### PROBLEM DESCRIPTION:
Copy each line holding the string "text".

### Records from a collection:

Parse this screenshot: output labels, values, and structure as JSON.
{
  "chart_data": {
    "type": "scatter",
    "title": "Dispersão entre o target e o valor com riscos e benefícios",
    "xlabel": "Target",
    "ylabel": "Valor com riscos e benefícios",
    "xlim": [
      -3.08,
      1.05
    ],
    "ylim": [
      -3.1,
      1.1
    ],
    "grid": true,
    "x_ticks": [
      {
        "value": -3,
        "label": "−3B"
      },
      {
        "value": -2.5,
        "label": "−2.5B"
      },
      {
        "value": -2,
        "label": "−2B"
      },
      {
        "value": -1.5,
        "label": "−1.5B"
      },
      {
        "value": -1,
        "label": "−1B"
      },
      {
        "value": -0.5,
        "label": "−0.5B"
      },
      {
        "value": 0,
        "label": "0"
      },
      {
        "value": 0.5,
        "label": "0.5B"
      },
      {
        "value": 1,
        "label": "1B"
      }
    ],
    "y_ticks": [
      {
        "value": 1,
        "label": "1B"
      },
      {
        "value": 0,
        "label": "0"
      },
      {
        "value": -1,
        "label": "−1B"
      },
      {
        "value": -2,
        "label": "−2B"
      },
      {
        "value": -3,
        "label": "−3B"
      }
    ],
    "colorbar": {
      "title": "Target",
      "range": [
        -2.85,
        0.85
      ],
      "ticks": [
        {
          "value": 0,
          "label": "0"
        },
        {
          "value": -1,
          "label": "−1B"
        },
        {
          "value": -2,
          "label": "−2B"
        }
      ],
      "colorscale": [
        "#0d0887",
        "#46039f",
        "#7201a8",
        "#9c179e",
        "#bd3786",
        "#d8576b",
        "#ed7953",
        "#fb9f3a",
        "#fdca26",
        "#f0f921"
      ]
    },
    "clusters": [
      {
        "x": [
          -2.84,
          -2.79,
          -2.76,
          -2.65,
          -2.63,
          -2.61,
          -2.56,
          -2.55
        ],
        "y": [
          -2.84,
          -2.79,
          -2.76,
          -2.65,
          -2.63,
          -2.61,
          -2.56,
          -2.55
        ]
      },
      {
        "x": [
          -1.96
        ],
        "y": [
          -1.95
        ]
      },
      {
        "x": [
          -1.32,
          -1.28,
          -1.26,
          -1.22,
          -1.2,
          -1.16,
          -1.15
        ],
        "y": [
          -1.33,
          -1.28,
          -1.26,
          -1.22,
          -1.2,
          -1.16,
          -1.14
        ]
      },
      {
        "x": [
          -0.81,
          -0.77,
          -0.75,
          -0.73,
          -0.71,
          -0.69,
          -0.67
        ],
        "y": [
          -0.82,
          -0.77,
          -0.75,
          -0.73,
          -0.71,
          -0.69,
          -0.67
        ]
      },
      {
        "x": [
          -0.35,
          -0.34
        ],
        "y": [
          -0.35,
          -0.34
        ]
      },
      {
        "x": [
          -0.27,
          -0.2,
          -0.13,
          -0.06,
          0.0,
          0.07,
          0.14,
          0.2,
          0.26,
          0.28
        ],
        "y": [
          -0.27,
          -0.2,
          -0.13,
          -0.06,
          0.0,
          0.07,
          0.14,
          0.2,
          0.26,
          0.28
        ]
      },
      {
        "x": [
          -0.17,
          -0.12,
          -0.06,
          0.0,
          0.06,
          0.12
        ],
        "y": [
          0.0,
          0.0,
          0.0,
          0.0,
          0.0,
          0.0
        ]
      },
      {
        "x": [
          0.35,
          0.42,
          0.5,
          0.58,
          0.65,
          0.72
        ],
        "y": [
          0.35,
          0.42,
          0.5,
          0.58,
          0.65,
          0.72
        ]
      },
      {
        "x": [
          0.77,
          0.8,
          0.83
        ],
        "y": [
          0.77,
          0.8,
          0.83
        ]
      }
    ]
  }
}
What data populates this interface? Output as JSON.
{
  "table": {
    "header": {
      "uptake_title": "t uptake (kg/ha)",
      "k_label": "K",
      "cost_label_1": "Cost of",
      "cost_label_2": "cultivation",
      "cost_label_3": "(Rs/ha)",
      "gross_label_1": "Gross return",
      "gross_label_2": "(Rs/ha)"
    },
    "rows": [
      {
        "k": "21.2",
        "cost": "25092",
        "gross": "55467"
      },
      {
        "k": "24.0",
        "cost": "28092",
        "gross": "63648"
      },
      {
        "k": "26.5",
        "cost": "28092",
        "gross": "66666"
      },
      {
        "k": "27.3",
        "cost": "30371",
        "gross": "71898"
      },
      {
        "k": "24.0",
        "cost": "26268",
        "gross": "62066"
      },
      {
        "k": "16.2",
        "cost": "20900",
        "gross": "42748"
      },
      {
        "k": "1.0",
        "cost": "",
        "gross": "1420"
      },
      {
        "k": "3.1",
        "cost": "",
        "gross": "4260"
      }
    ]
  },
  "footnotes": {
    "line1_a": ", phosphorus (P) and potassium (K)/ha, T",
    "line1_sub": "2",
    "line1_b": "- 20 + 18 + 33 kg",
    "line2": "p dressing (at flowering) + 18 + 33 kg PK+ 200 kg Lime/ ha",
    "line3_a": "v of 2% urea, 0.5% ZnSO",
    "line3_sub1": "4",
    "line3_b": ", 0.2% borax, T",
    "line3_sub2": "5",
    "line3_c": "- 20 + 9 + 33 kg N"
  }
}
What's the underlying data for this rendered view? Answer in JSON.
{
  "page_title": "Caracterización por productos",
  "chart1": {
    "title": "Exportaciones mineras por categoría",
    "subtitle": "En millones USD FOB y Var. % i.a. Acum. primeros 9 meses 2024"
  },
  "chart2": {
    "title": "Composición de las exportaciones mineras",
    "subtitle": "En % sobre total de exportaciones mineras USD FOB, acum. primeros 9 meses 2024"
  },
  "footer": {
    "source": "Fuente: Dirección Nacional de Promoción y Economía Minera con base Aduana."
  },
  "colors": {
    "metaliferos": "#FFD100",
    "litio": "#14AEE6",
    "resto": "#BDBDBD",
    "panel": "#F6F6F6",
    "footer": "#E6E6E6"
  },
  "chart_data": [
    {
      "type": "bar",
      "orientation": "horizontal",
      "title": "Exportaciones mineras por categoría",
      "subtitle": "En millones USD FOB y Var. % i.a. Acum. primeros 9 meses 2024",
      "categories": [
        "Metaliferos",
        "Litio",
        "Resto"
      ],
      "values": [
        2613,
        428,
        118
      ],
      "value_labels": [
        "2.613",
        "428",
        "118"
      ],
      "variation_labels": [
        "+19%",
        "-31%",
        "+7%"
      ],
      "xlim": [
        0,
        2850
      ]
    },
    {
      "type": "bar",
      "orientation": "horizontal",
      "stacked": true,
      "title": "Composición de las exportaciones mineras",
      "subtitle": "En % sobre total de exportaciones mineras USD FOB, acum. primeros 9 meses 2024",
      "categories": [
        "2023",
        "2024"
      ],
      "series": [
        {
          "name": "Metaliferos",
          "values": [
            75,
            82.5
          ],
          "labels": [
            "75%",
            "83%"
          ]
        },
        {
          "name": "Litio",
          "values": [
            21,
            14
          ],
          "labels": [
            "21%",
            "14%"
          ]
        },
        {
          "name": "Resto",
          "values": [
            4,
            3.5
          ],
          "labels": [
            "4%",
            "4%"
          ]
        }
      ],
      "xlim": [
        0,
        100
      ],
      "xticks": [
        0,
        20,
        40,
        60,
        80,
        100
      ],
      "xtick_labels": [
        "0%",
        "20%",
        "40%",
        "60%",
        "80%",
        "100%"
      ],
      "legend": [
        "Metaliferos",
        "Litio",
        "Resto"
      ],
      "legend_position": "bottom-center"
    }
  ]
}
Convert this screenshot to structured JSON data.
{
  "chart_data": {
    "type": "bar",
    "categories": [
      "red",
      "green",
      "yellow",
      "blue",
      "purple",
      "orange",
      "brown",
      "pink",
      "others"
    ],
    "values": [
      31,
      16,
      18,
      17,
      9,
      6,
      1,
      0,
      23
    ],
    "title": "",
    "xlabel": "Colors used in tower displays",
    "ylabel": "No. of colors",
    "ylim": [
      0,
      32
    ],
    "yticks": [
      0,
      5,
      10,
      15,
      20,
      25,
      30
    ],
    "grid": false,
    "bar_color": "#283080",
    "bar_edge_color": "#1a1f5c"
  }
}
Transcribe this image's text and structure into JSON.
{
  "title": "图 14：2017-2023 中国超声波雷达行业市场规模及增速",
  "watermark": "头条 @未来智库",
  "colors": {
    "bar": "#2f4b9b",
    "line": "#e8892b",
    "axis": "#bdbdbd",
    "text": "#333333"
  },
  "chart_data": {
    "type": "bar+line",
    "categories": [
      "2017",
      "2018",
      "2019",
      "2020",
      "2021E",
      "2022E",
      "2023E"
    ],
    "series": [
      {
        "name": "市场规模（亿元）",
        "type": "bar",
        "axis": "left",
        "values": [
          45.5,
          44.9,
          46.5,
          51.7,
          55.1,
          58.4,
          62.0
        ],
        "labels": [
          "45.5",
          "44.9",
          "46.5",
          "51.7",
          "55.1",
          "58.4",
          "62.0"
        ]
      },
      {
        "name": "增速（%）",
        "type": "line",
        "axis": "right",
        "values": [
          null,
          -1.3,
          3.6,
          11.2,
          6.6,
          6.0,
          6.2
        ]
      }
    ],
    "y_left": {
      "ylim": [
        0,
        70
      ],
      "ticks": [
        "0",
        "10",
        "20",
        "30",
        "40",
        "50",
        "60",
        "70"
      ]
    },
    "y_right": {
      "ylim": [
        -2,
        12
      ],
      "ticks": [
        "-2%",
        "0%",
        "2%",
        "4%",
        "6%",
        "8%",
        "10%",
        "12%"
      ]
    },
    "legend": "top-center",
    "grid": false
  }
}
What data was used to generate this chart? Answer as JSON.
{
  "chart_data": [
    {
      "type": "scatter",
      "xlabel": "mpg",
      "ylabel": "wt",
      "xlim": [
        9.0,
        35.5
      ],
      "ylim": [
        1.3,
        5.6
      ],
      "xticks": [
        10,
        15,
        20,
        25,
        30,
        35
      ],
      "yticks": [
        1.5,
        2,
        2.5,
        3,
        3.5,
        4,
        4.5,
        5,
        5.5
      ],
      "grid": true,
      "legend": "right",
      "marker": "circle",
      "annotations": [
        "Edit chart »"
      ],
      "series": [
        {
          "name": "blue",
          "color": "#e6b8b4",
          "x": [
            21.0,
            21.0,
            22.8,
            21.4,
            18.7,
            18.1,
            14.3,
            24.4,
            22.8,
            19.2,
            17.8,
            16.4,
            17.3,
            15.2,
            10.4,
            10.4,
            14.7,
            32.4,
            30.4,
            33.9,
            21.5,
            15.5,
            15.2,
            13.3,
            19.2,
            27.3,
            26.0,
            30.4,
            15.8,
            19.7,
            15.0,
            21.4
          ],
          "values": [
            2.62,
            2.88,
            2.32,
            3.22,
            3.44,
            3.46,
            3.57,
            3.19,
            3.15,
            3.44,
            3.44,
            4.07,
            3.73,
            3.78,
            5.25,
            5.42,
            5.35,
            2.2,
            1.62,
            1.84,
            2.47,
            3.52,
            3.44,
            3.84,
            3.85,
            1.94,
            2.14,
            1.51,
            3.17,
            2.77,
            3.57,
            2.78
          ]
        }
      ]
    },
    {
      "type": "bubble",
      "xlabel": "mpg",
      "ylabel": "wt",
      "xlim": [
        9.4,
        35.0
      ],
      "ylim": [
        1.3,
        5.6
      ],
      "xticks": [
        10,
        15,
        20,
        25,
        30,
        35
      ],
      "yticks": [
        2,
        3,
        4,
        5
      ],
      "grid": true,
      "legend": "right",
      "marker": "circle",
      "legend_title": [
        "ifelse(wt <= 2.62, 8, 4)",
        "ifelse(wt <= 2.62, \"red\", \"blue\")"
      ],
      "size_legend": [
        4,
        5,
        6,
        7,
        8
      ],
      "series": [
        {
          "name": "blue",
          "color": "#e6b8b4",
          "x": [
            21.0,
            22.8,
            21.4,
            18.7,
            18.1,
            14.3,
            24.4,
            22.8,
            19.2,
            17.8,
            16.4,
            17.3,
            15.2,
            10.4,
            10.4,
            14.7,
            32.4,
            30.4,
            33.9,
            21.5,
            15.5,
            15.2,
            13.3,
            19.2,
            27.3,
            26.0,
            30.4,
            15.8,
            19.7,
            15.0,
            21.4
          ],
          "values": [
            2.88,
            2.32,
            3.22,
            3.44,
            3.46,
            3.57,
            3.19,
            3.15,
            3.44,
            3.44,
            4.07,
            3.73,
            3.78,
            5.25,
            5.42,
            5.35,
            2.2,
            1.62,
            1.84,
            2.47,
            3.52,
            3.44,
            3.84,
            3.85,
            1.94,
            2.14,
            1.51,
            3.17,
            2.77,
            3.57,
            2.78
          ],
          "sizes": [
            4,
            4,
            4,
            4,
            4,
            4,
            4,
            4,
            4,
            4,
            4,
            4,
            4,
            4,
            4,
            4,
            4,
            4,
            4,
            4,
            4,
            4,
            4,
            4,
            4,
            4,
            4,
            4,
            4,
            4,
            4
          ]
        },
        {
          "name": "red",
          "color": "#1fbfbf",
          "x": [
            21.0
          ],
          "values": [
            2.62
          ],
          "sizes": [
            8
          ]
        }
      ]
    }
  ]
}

### FULL OUTPUT:
Transcribe this image's text and structure into JSON.
    "text": "#333333"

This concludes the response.